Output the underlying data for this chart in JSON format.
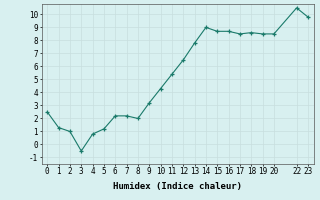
{
  "x": [
    0,
    1,
    2,
    3,
    4,
    5,
    6,
    7,
    8,
    9,
    10,
    11,
    12,
    13,
    14,
    15,
    16,
    17,
    18,
    19,
    20,
    22,
    23
  ],
  "y": [
    2.5,
    1.3,
    1.0,
    -0.5,
    0.8,
    1.2,
    2.2,
    2.2,
    2.0,
    3.2,
    4.3,
    5.4,
    6.5,
    7.8,
    9.0,
    8.7,
    8.7,
    8.5,
    8.6,
    8.5,
    8.5,
    10.5,
    9.8
  ],
  "xticks": [
    0,
    1,
    2,
    3,
    4,
    5,
    6,
    7,
    8,
    9,
    10,
    11,
    12,
    13,
    14,
    15,
    16,
    17,
    18,
    19,
    20,
    22,
    23
  ],
  "xtick_labels": [
    "0",
    "1",
    "2",
    "3",
    "4",
    "5",
    "6",
    "7",
    "8",
    "9",
    "10",
    "11",
    "12",
    "13",
    "14",
    "15",
    "16",
    "17",
    "18",
    "19",
    "20",
    "22",
    "23"
  ],
  "yticks": [
    -1,
    0,
    1,
    2,
    3,
    4,
    5,
    6,
    7,
    8,
    9,
    10
  ],
  "xlim": [
    -0.5,
    23.5
  ],
  "ylim": [
    -1.5,
    10.8
  ],
  "xlabel": "Humidex (Indice chaleur)",
  "line_color": "#1a7a6a",
  "marker": "+",
  "bg_color": "#d8f0f0",
  "grid_color": "#c8dede",
  "tick_fontsize": 5.5,
  "xlabel_fontsize": 6.5
}
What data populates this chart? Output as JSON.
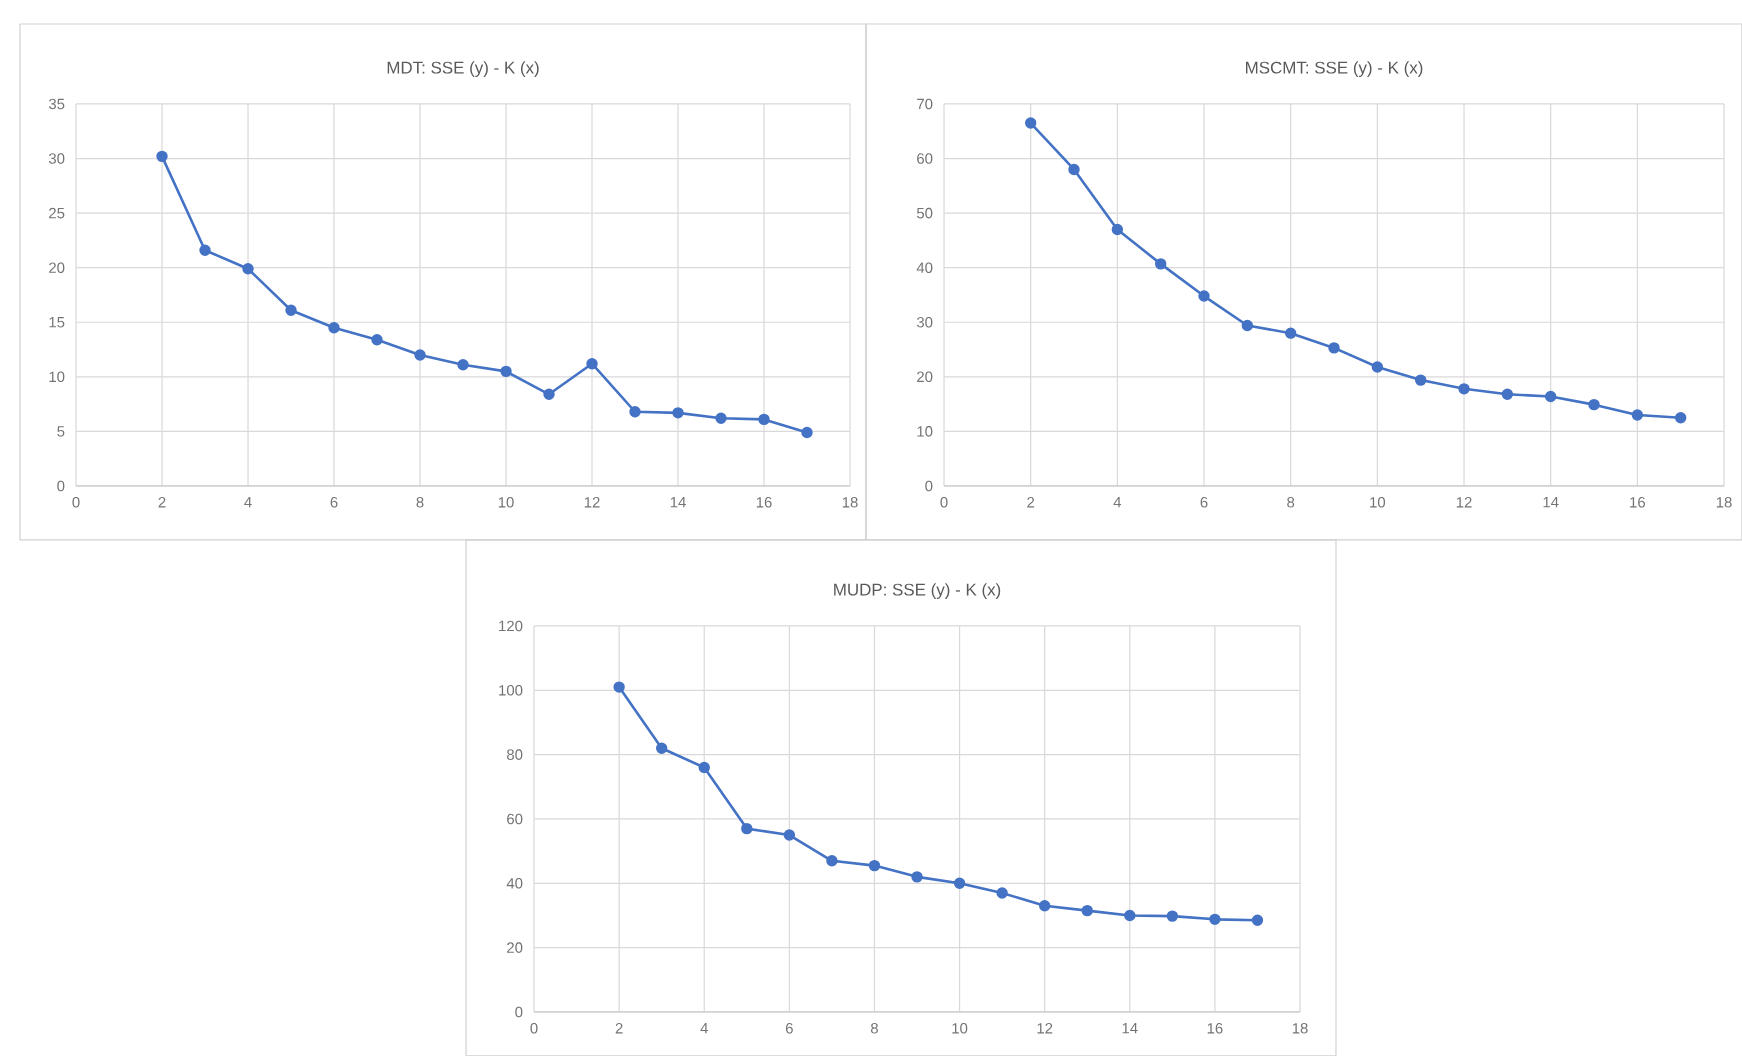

· · · · ·

Brief: Write the records out once more, exactly as they appear, with no pictures.

Written reply:
Output the underlying data for this chart in JSON format.
{
  "x": [
    0,
    1,
    2,
    3,
    4,
    5,
    6,
    7,
    8,
    9,
    10,
    11,
    12,
    13,
    14,
    15,
    16,
    17,
    18,
    19,
    20,
    22,
    23
  ],
  "y": [
    2.5,
    1.3,
    1.0,
    -0.5,
    0.8,
    1.2,
    2.2,
    2.2,
    2.0,
    3.2,
    4.3,
    5.4,
    6.5,
    7.8,
    9.0,
    8.7,
    8.7,
    8.5,
    8.6,
    8.5,
    8.5,
    10.5,
    9.8
  ],
  "xticks": [
    0,
    1,
    2,
    3,
    4,
    5,
    6,
    7,
    8,
    9,
    10,
    11,
    12,
    13,
    14,
    15,
    16,
    17,
    18,
    19,
    20,
    22,
    23
  ],
  "xtick_labels": [
    "0",
    "1",
    "2",
    "3",
    "4",
    "5",
    "6",
    "7",
    "8",
    "9",
    "10",
    "11",
    "12",
    "13",
    "14",
    "15",
    "16",
    "17",
    "18",
    "19",
    "20",
    "22",
    "23"
  ],
  "yticks": [
    -1,
    0,
    1,
    2,
    3,
    4,
    5,
    6,
    7,
    8,
    9,
    10
  ],
  "xlim": [
    -0.5,
    23.5
  ],
  "ylim": [
    -1.5,
    10.8
  ],
  "xlabel": "Humidex (Indice chaleur)",
  "line_color": "#1a7a6a",
  "marker": "+",
  "bg_color": "#d8f0f0",
  "grid_color": "#c8dede",
  "tick_fontsize": 5.5,
  "xlabel_fontsize": 6.5
}
What data populates this chart? Output as JSON.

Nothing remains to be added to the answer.